*WRITTEN INSTRUCTION*: Please find all lines in the data that hold the string "Intercellular" and copy them.

*Entries taken from a collection*:
————————
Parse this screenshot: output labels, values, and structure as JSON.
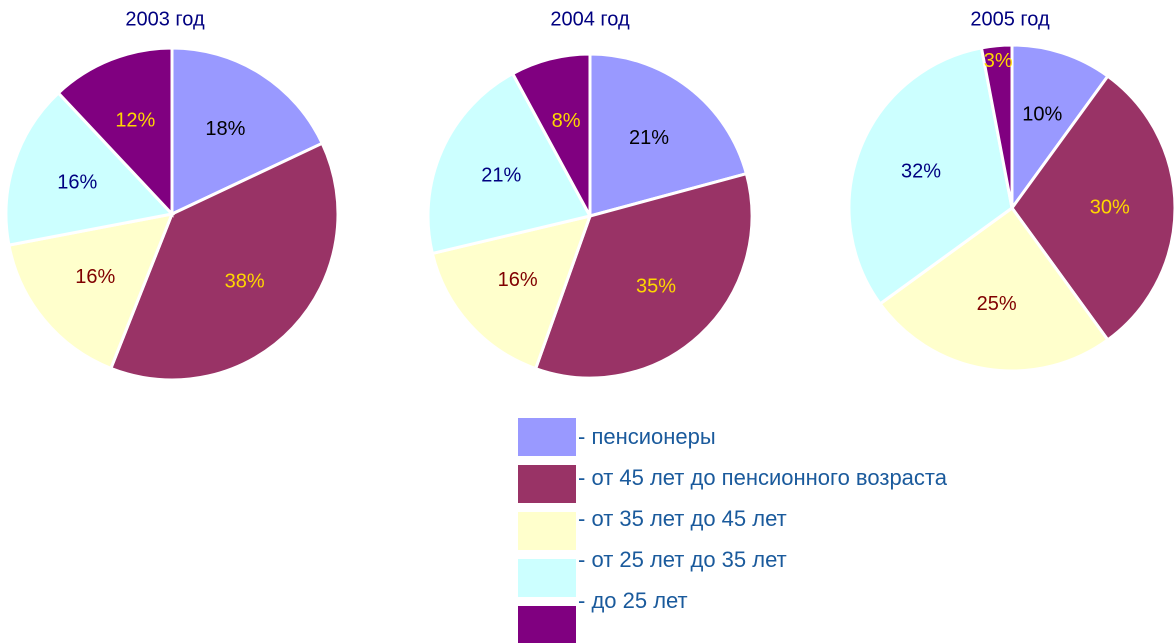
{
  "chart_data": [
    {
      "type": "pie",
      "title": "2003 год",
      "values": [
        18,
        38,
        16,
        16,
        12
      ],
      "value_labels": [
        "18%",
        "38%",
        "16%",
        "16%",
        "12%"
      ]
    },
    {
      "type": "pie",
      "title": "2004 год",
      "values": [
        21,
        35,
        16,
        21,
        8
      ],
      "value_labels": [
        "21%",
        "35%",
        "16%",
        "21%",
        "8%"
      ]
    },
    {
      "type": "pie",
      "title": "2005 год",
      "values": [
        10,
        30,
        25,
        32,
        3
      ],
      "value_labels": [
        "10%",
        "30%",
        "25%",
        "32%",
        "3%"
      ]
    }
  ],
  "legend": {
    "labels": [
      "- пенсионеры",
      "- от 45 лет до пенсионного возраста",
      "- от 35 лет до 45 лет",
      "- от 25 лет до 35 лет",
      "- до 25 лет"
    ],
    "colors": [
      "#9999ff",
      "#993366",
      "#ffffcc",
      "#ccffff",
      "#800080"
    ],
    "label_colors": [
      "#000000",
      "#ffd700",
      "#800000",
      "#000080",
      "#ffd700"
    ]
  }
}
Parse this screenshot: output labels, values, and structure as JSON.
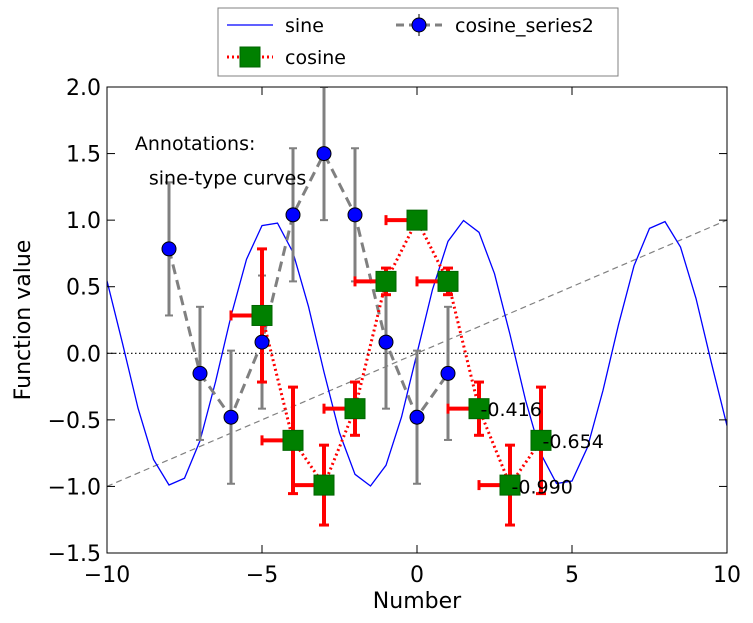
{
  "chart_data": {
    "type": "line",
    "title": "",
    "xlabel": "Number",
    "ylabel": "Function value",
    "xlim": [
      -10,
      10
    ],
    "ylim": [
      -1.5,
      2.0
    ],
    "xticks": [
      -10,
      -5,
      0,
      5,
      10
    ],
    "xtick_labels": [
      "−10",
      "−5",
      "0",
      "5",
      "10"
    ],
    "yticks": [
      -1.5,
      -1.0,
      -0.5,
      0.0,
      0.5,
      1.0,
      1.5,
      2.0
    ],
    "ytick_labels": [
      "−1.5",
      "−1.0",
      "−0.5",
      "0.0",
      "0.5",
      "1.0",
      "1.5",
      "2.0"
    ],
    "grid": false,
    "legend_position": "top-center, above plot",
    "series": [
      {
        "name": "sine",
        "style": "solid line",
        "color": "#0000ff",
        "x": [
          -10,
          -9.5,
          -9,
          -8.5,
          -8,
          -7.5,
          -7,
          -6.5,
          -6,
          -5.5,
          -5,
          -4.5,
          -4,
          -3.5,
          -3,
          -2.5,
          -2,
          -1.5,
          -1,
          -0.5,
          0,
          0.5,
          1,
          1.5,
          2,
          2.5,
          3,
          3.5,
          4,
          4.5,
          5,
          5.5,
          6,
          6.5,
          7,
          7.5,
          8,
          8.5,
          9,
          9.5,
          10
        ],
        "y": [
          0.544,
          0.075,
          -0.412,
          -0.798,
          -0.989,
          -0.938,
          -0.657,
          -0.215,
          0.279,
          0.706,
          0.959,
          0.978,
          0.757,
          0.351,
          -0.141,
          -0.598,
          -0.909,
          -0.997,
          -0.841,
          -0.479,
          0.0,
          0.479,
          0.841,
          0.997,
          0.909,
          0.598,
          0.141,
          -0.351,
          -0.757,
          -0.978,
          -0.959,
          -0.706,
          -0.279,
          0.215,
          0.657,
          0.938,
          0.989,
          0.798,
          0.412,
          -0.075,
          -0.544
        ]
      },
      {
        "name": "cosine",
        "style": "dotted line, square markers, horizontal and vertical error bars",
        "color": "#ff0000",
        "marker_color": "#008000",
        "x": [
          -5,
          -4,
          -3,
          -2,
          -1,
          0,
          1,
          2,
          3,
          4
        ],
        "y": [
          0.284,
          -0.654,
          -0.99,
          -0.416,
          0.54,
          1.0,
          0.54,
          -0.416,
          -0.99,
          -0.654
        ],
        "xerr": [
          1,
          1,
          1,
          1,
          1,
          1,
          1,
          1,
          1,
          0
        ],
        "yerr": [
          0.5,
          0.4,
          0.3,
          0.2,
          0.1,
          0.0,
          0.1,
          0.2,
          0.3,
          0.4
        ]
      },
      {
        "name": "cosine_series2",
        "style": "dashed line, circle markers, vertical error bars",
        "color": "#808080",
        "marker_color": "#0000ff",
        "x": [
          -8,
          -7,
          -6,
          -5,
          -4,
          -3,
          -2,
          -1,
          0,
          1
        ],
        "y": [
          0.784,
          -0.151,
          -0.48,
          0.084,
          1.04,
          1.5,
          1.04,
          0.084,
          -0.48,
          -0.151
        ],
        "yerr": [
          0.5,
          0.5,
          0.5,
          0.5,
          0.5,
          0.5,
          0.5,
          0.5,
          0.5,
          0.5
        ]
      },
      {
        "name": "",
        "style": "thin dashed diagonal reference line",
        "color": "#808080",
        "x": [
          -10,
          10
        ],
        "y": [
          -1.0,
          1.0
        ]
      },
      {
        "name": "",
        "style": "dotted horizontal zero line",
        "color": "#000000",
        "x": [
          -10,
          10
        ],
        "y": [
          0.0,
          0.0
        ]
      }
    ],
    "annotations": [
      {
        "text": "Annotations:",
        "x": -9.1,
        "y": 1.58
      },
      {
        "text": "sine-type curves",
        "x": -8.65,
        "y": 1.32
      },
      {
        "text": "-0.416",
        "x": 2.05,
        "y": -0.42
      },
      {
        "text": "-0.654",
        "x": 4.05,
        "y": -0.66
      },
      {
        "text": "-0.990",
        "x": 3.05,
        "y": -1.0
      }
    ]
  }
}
————————
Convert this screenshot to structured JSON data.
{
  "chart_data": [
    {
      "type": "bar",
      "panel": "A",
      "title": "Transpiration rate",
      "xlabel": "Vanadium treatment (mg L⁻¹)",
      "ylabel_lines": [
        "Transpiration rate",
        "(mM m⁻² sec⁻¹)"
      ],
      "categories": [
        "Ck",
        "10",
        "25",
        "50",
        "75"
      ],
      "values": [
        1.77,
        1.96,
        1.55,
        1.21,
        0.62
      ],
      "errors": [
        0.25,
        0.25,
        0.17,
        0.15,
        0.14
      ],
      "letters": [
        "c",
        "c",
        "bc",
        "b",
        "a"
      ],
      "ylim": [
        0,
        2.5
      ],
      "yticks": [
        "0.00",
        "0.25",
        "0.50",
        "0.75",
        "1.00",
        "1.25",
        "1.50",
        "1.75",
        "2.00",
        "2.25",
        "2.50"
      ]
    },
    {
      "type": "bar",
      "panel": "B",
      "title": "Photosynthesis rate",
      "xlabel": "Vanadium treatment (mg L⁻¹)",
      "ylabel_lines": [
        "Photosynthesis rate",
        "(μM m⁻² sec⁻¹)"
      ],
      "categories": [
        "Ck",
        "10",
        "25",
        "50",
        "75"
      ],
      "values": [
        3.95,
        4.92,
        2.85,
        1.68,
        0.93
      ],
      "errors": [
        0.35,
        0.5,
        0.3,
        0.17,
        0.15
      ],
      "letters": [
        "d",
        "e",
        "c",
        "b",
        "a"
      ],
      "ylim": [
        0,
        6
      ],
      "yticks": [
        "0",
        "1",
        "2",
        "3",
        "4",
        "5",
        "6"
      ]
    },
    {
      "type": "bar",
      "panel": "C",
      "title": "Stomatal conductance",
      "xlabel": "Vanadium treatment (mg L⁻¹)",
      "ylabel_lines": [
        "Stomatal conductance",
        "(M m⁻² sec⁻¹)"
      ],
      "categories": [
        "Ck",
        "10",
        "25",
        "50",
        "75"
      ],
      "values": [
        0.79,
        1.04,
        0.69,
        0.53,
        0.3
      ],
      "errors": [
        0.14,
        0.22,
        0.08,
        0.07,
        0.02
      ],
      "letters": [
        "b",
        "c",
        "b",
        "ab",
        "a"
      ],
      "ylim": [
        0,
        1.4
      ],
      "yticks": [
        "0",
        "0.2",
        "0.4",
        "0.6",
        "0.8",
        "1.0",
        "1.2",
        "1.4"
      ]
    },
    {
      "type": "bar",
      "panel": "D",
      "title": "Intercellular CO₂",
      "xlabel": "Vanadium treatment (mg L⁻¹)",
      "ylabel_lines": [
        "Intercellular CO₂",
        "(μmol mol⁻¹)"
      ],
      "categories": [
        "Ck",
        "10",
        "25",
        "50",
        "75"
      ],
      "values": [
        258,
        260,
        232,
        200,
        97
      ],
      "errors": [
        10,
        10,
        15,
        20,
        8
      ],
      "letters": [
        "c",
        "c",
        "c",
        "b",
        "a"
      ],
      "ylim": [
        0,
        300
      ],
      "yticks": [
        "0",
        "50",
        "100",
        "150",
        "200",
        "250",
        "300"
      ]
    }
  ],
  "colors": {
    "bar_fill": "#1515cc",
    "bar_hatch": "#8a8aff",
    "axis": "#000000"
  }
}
————————
*TASK OUTPUT*:
      "title": "Intercellular CO₂",
        "Intercellular CO₂",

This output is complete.